REQUIRED TASK – Skip every picture, and output exactly the lines starting at the one with "Type out the text in this image." and running through the last line of the material below.

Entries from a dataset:
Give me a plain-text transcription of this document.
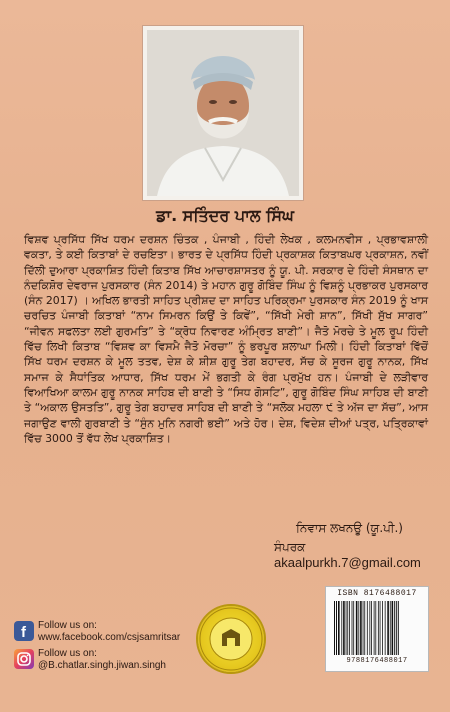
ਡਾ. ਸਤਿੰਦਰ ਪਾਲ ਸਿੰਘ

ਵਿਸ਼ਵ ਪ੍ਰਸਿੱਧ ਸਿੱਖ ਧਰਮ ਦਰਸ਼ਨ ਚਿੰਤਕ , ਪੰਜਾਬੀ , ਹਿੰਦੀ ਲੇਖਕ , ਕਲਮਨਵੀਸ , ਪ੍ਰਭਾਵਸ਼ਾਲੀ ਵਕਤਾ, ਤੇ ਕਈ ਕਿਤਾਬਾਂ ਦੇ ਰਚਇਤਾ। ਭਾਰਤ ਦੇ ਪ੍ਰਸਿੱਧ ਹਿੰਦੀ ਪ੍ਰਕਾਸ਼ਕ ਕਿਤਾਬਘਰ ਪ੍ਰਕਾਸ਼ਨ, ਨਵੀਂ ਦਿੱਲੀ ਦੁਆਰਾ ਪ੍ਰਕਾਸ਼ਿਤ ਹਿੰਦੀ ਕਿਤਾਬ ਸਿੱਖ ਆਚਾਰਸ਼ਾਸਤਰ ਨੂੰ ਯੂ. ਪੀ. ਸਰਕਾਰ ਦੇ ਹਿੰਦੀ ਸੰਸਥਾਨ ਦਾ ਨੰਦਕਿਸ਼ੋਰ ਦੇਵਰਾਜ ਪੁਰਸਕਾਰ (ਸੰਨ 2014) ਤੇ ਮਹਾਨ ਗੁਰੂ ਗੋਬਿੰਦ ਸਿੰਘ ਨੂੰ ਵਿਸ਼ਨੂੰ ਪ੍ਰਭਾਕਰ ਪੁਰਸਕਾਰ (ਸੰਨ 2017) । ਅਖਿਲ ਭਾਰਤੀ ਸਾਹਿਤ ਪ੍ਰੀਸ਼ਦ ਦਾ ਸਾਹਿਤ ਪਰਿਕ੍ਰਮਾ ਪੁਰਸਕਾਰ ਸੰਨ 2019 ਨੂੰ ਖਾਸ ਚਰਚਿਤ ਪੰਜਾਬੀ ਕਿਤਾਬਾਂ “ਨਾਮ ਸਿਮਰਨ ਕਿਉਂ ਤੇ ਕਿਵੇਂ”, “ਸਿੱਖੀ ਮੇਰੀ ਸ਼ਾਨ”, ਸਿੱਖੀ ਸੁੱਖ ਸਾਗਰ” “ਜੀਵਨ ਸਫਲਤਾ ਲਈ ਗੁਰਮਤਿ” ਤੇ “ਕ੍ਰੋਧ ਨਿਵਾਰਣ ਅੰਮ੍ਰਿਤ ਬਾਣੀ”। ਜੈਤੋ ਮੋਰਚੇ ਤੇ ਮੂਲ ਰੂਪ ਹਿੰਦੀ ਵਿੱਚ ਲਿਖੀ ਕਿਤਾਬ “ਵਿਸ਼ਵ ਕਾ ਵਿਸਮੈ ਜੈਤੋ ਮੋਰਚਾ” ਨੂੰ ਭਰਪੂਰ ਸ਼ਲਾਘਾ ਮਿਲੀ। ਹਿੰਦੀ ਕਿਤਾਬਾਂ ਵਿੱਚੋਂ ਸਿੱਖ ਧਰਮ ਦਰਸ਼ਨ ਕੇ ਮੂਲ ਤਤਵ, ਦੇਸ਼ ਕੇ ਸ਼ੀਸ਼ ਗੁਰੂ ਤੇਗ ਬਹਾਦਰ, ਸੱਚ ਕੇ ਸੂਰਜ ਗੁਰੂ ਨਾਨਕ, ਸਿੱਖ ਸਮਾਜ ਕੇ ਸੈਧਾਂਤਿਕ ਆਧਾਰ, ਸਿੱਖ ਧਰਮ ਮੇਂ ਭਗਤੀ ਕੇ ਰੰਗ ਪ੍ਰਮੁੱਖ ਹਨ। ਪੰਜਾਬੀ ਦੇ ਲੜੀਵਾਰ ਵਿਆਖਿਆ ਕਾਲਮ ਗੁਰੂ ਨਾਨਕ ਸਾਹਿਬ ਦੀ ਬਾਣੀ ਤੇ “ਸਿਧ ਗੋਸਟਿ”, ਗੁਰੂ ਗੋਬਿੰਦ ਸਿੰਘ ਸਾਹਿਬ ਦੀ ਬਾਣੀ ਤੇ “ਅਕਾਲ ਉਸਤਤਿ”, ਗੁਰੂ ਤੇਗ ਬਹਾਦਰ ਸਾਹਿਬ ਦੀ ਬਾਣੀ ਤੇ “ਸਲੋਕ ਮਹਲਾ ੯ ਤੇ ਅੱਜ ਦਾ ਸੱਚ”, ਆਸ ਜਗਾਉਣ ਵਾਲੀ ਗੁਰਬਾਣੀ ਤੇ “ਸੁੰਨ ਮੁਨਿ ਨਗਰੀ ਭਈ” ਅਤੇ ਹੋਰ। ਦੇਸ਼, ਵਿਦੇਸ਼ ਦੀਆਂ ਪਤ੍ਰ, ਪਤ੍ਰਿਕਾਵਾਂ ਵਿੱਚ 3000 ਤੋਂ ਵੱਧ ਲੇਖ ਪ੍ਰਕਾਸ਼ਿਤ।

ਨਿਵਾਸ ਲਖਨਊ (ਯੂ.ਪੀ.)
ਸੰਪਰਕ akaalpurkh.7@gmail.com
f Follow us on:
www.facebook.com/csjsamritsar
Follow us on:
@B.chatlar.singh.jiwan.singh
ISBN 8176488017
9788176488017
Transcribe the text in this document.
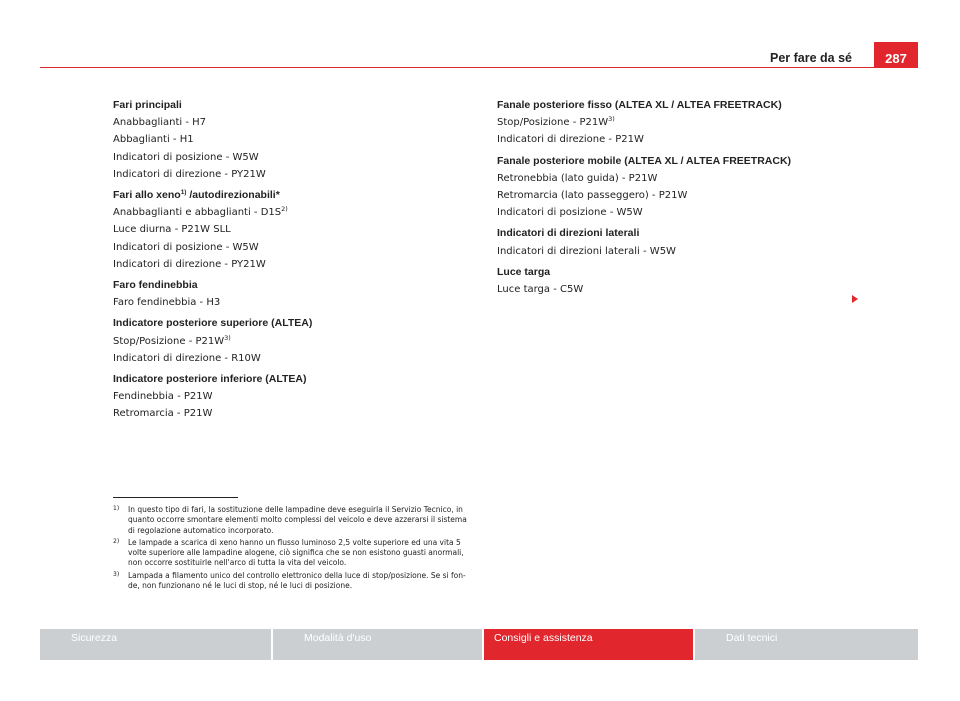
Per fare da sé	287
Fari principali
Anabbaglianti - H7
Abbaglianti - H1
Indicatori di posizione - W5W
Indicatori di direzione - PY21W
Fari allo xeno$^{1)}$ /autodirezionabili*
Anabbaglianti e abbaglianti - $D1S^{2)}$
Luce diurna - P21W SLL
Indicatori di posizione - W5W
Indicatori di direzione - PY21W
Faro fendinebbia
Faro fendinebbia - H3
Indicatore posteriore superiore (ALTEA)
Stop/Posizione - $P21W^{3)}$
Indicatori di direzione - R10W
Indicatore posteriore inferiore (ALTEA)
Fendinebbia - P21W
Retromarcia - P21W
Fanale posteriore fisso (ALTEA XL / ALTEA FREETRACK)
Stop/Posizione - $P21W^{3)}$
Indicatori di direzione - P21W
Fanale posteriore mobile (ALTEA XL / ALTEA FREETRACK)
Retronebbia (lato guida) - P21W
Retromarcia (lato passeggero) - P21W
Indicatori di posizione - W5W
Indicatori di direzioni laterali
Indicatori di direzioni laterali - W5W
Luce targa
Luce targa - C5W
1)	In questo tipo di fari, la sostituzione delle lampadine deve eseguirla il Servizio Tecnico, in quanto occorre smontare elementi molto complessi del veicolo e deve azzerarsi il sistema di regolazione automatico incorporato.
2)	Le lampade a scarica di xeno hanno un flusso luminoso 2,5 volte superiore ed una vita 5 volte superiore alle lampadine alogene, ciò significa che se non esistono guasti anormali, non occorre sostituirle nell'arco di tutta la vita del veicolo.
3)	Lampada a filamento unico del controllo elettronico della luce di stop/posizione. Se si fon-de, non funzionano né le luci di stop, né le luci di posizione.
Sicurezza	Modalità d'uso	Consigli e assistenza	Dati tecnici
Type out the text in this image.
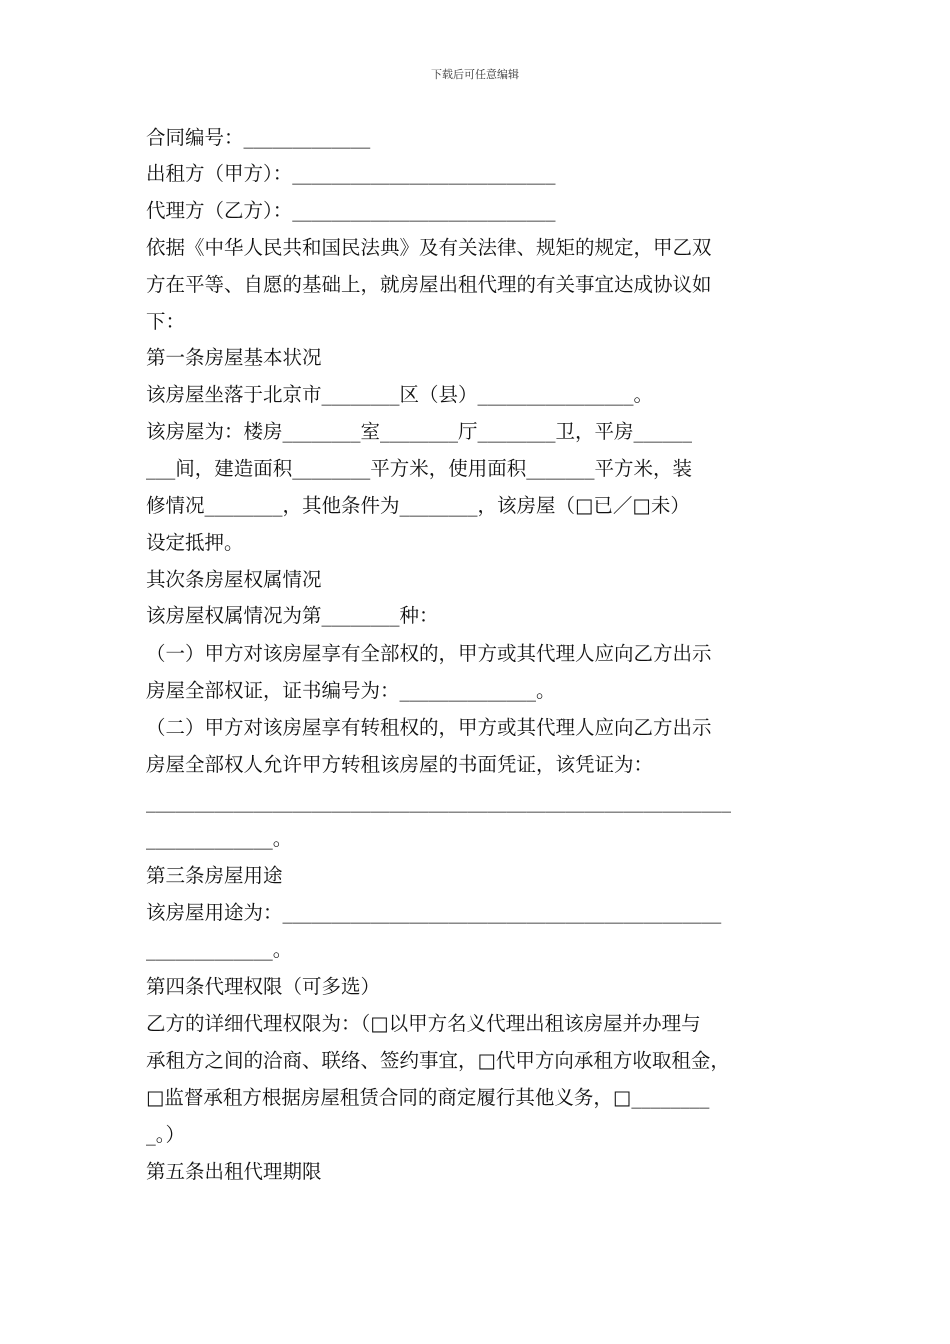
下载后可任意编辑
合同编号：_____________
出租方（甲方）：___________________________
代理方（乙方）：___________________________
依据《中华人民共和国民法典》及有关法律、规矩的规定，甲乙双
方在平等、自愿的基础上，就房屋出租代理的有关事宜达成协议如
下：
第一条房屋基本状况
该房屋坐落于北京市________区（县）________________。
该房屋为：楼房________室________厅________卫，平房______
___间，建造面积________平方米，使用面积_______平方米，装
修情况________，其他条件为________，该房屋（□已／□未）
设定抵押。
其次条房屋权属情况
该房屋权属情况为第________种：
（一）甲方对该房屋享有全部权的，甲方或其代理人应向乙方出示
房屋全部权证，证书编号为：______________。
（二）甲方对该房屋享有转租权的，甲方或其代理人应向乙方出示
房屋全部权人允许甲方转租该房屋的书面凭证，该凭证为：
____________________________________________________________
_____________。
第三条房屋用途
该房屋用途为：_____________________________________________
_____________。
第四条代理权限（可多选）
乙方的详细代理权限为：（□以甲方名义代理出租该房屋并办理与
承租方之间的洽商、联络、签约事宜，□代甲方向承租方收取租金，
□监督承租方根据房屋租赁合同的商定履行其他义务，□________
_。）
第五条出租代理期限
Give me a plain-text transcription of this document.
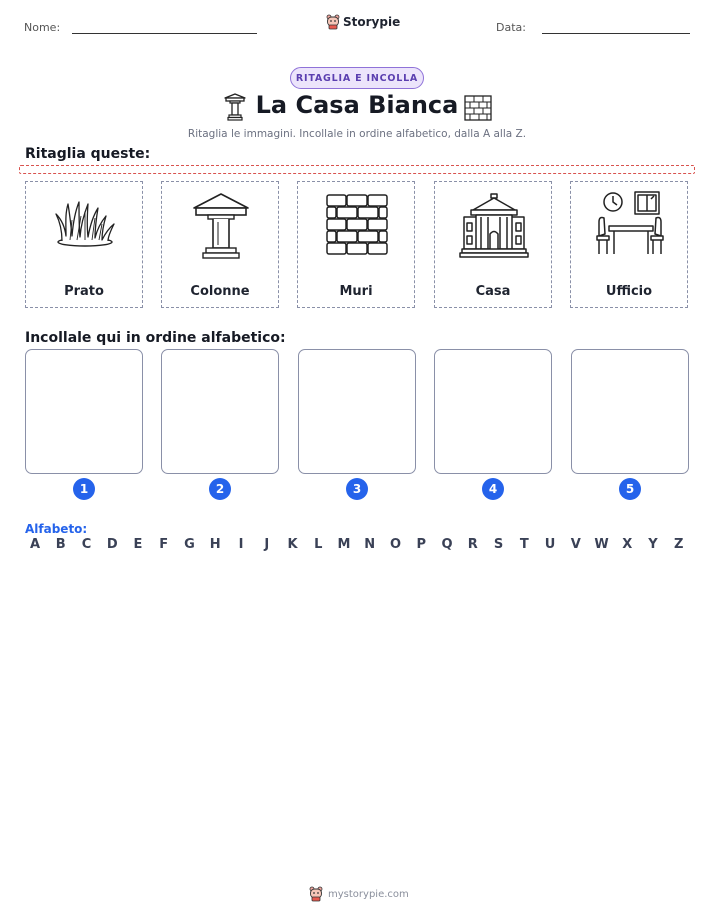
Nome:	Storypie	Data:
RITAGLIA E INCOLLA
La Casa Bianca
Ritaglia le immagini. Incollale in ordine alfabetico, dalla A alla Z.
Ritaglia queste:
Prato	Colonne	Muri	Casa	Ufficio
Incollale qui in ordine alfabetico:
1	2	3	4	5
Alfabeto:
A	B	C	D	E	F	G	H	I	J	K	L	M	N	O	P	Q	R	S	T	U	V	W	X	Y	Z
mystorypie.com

COMPLETED EXERCISE –
Type out the text in this image.
下载后可任意编辑
合同编号：_____________
出租方（甲方）：___________________________
代理方（乙方）：___________________________
依据《中华人民共和国民法典》及有关法律、规矩的规定，甲乙双
方在平等、自愿的基础上，就房屋出租代理的有关事宜达成协议如
下：
第一条房屋基本状况
该房屋坐落于北京市________区（县）________________。
该房屋为：楼房________室________厅________卫，平房______
___间，建造面积________平方米，使用面积_______平方米，装
修情况________，其他条件为________，该房屋（□已／□未）
设定抵押。
其次条房屋权属情况
该房屋权属情况为第________种：
（一）甲方对该房屋享有全部权的，甲方或其代理人应向乙方出示
房屋全部权证，证书编号为：______________。
（二）甲方对该房屋享有转租权的，甲方或其代理人应向乙方出示
房屋全部权人允许甲方转租该房屋的书面凭证，该凭证为：
____________________________________________________________
_____________。
第三条房屋用途
该房屋用途为：_____________________________________________
_____________。
第四条代理权限（可多选）
乙方的详细代理权限为：（□以甲方名义代理出租该房屋并办理与
承租方之间的洽商、联络、签约事宜，□代甲方向承租方收取租金，
□监督承租方根据房屋租赁合同的商定履行其他义务，□________
_。）
第五条出租代理期限
Give me a plain-text transcription of this document.
Nome:	Storypie	Data:
RITAGLIA E INCOLLA
La Casa Bianca
Ritaglia le immagini. Incollale in ordine alfabetico, dalla A alla Z.
Ritaglia queste:
Prato	Colonne	Muri	Casa	Ufficio
Incollale qui in ordine alfabetico:
1	2	3	4	5
Alfabeto:
A	B	C	D	E	F	G	H	I	J	K	L	M	N	O	P	Q	R	S	T	U	V	W	X	Y	Z
mystorypie.com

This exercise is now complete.